Where the string "JSON" occurs in the material below, report the whole line.
··· Material for the task ···
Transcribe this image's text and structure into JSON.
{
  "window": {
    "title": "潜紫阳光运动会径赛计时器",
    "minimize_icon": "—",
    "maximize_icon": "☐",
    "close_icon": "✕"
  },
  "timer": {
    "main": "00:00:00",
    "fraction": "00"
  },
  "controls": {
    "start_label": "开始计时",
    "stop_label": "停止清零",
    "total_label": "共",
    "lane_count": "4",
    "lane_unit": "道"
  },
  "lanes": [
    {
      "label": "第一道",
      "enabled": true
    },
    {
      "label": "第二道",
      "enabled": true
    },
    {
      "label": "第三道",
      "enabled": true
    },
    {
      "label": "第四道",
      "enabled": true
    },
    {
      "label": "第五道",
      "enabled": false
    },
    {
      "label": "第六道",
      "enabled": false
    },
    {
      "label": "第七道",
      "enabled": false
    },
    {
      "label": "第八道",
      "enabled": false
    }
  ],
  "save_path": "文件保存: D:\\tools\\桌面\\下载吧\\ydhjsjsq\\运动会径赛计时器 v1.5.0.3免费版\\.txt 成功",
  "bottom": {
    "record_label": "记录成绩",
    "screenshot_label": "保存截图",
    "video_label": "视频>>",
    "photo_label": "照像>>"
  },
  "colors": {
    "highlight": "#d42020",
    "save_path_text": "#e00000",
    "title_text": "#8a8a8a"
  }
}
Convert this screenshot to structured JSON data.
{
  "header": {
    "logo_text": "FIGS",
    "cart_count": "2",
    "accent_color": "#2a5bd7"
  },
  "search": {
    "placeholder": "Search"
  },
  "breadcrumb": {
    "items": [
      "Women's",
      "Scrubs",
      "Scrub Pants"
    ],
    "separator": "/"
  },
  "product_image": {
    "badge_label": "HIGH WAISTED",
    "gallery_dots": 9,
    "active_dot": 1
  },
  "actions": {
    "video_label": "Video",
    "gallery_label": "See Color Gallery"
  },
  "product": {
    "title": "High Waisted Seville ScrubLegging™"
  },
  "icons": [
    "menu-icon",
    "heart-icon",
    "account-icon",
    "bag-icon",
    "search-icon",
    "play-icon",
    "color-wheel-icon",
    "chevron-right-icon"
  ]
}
···
> [Complete response]:
Transcribe this image's text and structure into JSON.
Convert this screenshot to structured JSON data.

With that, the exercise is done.